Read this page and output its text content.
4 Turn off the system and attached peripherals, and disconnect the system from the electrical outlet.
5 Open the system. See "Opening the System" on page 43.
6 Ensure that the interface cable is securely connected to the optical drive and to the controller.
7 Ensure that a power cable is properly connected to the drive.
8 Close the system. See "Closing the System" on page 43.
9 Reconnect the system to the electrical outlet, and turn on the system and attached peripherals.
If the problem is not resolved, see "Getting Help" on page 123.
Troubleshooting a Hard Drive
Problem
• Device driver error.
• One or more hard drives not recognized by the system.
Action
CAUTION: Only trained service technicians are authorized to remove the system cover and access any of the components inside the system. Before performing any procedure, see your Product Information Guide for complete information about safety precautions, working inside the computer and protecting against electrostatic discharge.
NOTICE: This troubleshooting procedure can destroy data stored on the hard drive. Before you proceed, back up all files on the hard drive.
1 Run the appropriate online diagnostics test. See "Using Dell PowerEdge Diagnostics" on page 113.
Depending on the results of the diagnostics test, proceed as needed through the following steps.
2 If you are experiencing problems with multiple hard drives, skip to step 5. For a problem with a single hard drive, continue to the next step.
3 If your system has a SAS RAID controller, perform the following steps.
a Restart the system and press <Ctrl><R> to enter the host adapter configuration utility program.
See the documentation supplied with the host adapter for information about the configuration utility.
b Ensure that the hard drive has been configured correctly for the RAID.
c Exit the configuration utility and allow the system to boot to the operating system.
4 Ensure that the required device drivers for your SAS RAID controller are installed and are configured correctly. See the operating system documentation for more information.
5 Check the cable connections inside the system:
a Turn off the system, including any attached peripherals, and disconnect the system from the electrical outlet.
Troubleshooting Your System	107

§ Description of the task: Repeat the data exactly. Leave nothing out.

§ Correct result:
Read this page and output its text content.
4 Turn off the system and attached peripherals, and disconnect the system from the electrical outlet.
5 Open the system. See "Opening the System" on page 43.
6 Ensure that the interface cable is securely connected to the optical drive and to the controller.
7 Ensure that a power cable is properly connected to the drive.
8 Close the system. See "Closing the System" on page 43.
9 Reconnect the system to the electrical outlet, and turn on the system and attached peripherals.
If the problem is not resolved, see "Getting Help" on page 123.
Troubleshooting a Hard Drive
Problem
• Device driver error.
• One or more hard drives not recognized by the system.
Action
CAUTION: Only trained service technicians are authorized to remove the system cover and access any of the components inside the system. Before performing any procedure, see your Product Information Guide for complete information about safety precautions, working inside the computer and protecting against electrostatic discharge.
NOTICE: This troubleshooting procedure can destroy data stored on the hard drive. Before you proceed, back up all files on the hard drive.
1 Run the appropriate online diagnostics test. See "Using Dell PowerEdge Diagnostics" on page 113.
Depending on the results of the diagnostics test, proceed as needed through the following steps.
2 If you are experiencing problems with multiple hard drives, skip to step 5. For a problem with a single hard drive, continue to the next step.
3 If your system has a SAS RAID controller, perform the following steps.
a Restart the system and press <Ctrl><R> to enter the host adapter configuration utility program.
See the documentation supplied with the host adapter for information about the configuration utility.
b Ensure that the hard drive has been configured correctly for the RAID.
c Exit the configuration utility and allow the system to boot to the operating system.
4 Ensure that the required device drivers for your SAS RAID controller are installed and are configured correctly. See the operating system documentation for more information.
5 Check the cable connections inside the system:
a Turn off the system, including any attached peripherals, and disconnect the system from the electrical outlet.
Troubleshooting Your System	107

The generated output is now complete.